Dataset items:
★ ★ ★ ★ ★
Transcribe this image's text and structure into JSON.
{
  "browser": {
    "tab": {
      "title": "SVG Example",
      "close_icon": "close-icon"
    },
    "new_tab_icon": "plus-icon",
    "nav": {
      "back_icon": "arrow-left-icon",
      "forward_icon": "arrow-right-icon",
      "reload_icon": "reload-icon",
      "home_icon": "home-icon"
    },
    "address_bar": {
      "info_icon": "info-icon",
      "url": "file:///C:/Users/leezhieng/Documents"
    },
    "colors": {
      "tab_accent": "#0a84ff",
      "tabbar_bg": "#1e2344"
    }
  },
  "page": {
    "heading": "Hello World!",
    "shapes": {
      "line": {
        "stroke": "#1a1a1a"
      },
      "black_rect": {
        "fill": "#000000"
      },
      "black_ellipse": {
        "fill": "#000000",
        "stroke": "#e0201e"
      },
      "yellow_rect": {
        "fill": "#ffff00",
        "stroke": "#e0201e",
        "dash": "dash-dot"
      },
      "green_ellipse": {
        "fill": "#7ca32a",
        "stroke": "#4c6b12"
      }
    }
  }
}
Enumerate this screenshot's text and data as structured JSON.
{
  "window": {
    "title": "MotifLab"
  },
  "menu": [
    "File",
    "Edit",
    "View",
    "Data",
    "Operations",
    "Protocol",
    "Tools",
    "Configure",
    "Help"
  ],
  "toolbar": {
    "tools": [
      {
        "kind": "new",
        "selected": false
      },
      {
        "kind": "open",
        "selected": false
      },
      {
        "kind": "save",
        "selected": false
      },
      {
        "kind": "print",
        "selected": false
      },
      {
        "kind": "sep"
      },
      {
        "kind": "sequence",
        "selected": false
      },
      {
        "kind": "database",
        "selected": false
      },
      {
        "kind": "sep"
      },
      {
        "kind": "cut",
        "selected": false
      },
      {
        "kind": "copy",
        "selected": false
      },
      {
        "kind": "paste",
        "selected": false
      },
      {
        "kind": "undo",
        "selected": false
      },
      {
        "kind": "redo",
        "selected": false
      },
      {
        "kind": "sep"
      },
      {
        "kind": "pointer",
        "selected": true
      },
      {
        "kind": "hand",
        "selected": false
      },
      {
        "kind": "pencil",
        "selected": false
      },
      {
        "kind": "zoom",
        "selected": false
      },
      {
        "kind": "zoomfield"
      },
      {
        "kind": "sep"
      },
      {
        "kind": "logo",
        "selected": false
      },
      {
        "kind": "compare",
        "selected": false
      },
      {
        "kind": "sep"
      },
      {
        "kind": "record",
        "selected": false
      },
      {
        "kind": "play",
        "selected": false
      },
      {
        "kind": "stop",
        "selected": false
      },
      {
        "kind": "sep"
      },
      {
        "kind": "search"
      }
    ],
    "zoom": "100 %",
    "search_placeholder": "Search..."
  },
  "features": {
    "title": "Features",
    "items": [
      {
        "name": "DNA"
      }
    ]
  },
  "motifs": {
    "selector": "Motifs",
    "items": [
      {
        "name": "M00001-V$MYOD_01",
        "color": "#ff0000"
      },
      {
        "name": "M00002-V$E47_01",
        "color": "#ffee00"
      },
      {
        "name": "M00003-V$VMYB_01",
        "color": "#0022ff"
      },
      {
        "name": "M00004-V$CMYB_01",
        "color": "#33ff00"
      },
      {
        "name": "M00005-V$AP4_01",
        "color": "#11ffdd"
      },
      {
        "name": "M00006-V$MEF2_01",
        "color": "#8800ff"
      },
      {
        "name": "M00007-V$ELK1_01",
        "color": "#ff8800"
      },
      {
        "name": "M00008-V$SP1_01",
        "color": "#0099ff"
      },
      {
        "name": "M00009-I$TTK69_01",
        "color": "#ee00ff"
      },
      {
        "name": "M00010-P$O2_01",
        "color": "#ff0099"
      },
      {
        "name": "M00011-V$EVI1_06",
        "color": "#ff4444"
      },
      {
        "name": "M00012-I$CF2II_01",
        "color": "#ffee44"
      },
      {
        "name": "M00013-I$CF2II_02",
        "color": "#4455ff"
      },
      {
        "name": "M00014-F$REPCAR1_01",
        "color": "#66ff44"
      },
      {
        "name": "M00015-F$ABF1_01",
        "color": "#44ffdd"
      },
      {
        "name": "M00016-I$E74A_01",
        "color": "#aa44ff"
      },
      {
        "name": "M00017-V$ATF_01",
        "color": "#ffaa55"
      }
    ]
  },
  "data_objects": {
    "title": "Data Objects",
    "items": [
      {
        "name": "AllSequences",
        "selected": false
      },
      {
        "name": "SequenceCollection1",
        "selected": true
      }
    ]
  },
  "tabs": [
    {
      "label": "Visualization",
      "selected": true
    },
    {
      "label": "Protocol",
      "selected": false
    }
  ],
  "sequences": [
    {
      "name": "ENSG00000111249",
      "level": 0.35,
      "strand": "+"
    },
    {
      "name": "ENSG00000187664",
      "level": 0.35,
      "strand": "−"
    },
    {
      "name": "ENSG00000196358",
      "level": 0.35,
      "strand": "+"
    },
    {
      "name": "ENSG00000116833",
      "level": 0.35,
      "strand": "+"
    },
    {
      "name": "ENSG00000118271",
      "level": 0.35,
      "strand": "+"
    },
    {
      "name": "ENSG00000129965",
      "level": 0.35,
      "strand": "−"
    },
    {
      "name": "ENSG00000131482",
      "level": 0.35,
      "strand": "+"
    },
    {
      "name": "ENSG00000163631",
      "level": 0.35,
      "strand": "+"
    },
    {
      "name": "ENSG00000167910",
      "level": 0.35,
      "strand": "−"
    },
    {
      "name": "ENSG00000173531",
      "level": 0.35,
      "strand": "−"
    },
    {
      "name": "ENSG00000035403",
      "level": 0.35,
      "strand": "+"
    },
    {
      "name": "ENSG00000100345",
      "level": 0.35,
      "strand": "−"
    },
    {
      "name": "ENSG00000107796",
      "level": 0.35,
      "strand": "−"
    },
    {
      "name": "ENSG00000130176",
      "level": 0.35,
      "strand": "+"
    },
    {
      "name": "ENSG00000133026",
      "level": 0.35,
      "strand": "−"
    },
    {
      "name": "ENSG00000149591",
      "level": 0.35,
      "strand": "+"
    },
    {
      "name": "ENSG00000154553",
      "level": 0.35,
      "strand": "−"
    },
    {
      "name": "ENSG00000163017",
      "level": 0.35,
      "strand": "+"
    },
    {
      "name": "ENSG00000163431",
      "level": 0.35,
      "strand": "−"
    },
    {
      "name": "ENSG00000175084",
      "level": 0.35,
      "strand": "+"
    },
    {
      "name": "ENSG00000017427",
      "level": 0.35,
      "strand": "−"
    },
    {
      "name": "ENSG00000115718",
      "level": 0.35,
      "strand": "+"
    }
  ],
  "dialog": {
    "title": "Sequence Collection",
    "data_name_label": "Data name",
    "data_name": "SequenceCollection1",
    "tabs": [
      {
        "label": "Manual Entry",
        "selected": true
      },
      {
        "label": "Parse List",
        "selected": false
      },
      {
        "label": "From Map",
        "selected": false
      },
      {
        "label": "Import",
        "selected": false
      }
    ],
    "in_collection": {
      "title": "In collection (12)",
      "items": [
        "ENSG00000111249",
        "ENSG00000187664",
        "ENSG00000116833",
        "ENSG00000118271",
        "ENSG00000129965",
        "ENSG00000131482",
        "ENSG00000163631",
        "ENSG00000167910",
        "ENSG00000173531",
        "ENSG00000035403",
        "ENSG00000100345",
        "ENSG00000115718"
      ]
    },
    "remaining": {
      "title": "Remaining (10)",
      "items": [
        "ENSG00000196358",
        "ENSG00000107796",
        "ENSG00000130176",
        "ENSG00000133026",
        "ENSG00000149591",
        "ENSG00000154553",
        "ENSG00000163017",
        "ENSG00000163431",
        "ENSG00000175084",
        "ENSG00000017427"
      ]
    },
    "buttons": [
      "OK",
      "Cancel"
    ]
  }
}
★ ★ ★ ★ ★
- WORK REQUIRED
Produce an exact copy of every entry above.

- WRITTEN SOLUTION
Transcribe this image's text and structure into JSON.
{
  "browser": {
    "tab": {
      "title": "SVG Example",
      "close_icon": "close-icon"
    },
    "new_tab_icon": "plus-icon",
    "nav": {
      "back_icon": "arrow-left-icon",
      "forward_icon": "arrow-right-icon",
      "reload_icon": "reload-icon",
      "home_icon": "home-icon"
    },
    "address_bar": {
      "info_icon": "info-icon",
      "url": "file:///C:/Users/leezhieng/Documents"
    },
    "colors": {
      "tab_accent": "#0a84ff",
      "tabbar_bg": "#1e2344"
    }
  },
  "page": {
    "heading": "Hello World!",
    "shapes": {
      "line": {
        "stroke": "#1a1a1a"
      },
      "black_rect": {
        "fill": "#000000"
      },
      "black_ellipse": {
        "fill": "#000000",
        "stroke": "#e0201e"
      },
      "yellow_rect": {
        "fill": "#ffff00",
        "stroke": "#e0201e",
        "dash": "dash-dot"
      },
      "green_ellipse": {
        "fill": "#7ca32a",
        "stroke": "#4c6b12"
      }
    }
  }
}
Enumerate this screenshot's text and data as structured JSON.
{
  "window": {
    "title": "MotifLab"
  },
  "menu": [
    "File",
    "Edit",
    "View",
    "Data",
    "Operations",
    "Protocol",
    "Tools",
    "Configure",
    "Help"
  ],
  "toolbar": {
    "tools": [
      {
        "kind": "new",
        "selected": false
      },
      {
        "kind": "open",
        "selected": false
      },
      {
        "kind": "save",
        "selected": false
      },
      {
        "kind": "print",
        "selected": false
      },
      {
        "kind": "sep"
      },
      {
        "kind": "sequence",
        "selected": false
      },
      {
        "kind": "database",
        "selected": false
      },
      {
        "kind": "sep"
      },
      {
        "kind": "cut",
        "selected": false
      },
      {
        "kind": "copy",
        "selected": false
      },
      {
        "kind": "paste",
        "selected": false
      },
      {
        "kind": "undo",
        "selected": false
      },
      {
        "kind": "redo",
        "selected": false
      },
      {
        "kind": "sep"
      },
      {
        "kind": "pointer",
        "selected": true
      },
      {
        "kind": "hand",
        "selected": false
      },
      {
        "kind": "pencil",
        "selected": false
      },
      {
        "kind": "zoom",
        "selected": false
      },
      {
        "kind": "zoomfield"
      },
      {
        "kind": "sep"
      },
      {
        "kind": "logo",
        "selected": false
      },
      {
        "kind": "compare",
        "selected": false
      },
      {
        "kind": "sep"
      },
      {
        "kind": "record",
        "selected": false
      },
      {
        "kind": "play",
        "selected": false
      },
      {
        "kind": "stop",
        "selected": false
      },
      {
        "kind": "sep"
      },
      {
        "kind": "search"
      }
    ],
    "zoom": "100 %",
    "search_placeholder": "Search..."
  },
  "features": {
    "title": "Features",
    "items": [
      {
        "name": "DNA"
      }
    ]
  },
  "motifs": {
    "selector": "Motifs",
    "items": [
      {
        "name": "M00001-V$MYOD_01",
        "color": "#ff0000"
      },
      {
        "name": "M00002-V$E47_01",
        "color": "#ffee00"
      },
      {
        "name": "M00003-V$VMYB_01",
        "color": "#0022ff"
      },
      {
        "name": "M00004-V$CMYB_01",
        "color": "#33ff00"
      },
      {
        "name": "M00005-V$AP4_01",
        "color": "#11ffdd"
      },
      {
        "name": "M00006-V$MEF2_01",
        "color": "#8800ff"
      },
      {
        "name": "M00007-V$ELK1_01",
        "color": "#ff8800"
      },
      {
        "name": "M00008-V$SP1_01",
        "color": "#0099ff"
      },
      {
        "name": "M00009-I$TTK69_01",
        "color": "#ee00ff"
      },
      {
        "name": "M00010-P$O2_01",
        "color": "#ff0099"
      },
      {
        "name": "M00011-V$EVI1_06",
        "color": "#ff4444"
      },
      {
        "name": "M00012-I$CF2II_01",
        "color": "#ffee44"
      },
      {
        "name": "M00013-I$CF2II_02",
        "color": "#4455ff"
      },
      {
        "name": "M00014-F$REPCAR1_01",
        "color": "#66ff44"
      },
      {
        "name": "M00015-F$ABF1_01",
        "color": "#44ffdd"
      },
      {
        "name": "M00016-I$E74A_01",
        "color": "#aa44ff"
      },
      {
        "name": "M00017-V$ATF_01",
        "color": "#ffaa55"
      }
    ]
  },
  "data_objects": {
    "title": "Data Objects",
    "items": [
      {
        "name": "AllSequences",
        "selected": false
      },
      {
        "name": "SequenceCollection1",
        "selected": true
      }
    ]
  },
  "tabs": [
    {
      "label": "Visualization",
      "selected": true
    },
    {
      "label": "Protocol",
      "selected": false
    }
  ],
  "sequences": [
    {
      "name": "ENSG00000111249",
      "level": 0.35,
      "strand": "+"
    },
    {
      "name": "ENSG00000187664",
      "level": 0.35,
      "strand": "−"
    },
    {
      "name": "ENSG00000196358",
      "level": 0.35,
      "strand": "+"
    },
    {
      "name": "ENSG00000116833",
      "level": 0.35,
      "strand": "+"
    },
    {
      "name": "ENSG00000118271",
      "level": 0.35,
      "strand": "+"
    },
    {
      "name": "ENSG00000129965",
      "level": 0.35,
      "strand": "−"
    },
    {
      "name": "ENSG00000131482",
      "level": 0.35,
      "strand": "+"
    },
    {
      "name": "ENSG00000163631",
      "level": 0.35,
      "strand": "+"
    },
    {
      "name": "ENSG00000167910",
      "level": 0.35,
      "strand": "−"
    },
    {
      "name": "ENSG00000173531",
      "level": 0.35,
      "strand": "−"
    },
    {
      "name": "ENSG00000035403",
      "level": 0.35,
      "strand": "+"
    },
    {
      "name": "ENSG00000100345",
      "level": 0.35,
      "strand": "−"
    },
    {
      "name": "ENSG00000107796",
      "level": 0.35,
      "strand": "−"
    },
    {
      "name": "ENSG00000130176",
      "level": 0.35,
      "strand": "+"
    },
    {
      "name": "ENSG00000133026",
      "level": 0.35,
      "strand": "−"
    },
    {
      "name": "ENSG00000149591",
      "level": 0.35,
      "strand": "+"
    },
    {
      "name": "ENSG00000154553",
      "level": 0.35,
      "strand": "−"
    },
    {
      "name": "ENSG00000163017",
      "level": 0.35,
      "strand": "+"
    },
    {
      "name": "ENSG00000163431",
      "level": 0.35,
      "strand": "−"
    },
    {
      "name": "ENSG00000175084",
      "level": 0.35,
      "strand": "+"
    },
    {
      "name": "ENSG00000017427",
      "level": 0.35,
      "strand": "−"
    },
    {
      "name": "ENSG00000115718",
      "level": 0.35,
      "strand": "+"
    }
  ],
  "dialog": {
    "title": "Sequence Collection",
    "data_name_label": "Data name",
    "data_name": "SequenceCollection1",
    "tabs": [
      {
        "label": "Manual Entry",
        "selected": true
      },
      {
        "label": "Parse List",
        "selected": false
      },
      {
        "label": "From Map",
        "selected": false
      },
      {
        "label": "Import",
        "selected": false
      }
    ],
    "in_collection": {
      "title": "In collection (12)",
      "items": [
        "ENSG00000111249",
        "ENSG00000187664",
        "ENSG00000116833",
        "ENSG00000118271",
        "ENSG00000129965",
        "ENSG00000131482",
        "ENSG00000163631",
        "ENSG00000167910",
        "ENSG00000173531",
        "ENSG00000035403",
        "ENSG00000100345",
        "ENSG00000115718"
      ]
    },
    "remaining": {
      "title": "Remaining (10)",
      "items": [
        "ENSG00000196358",
        "ENSG00000107796",
        "ENSG00000130176",
        "ENSG00000133026",
        "ENSG00000149591",
        "ENSG00000154553",
        "ENSG00000163017",
        "ENSG00000163431",
        "ENSG00000175084",
        "ENSG00000017427"
      ]
    },
    "buttons": [
      "OK",
      "Cancel"
    ]
  }
}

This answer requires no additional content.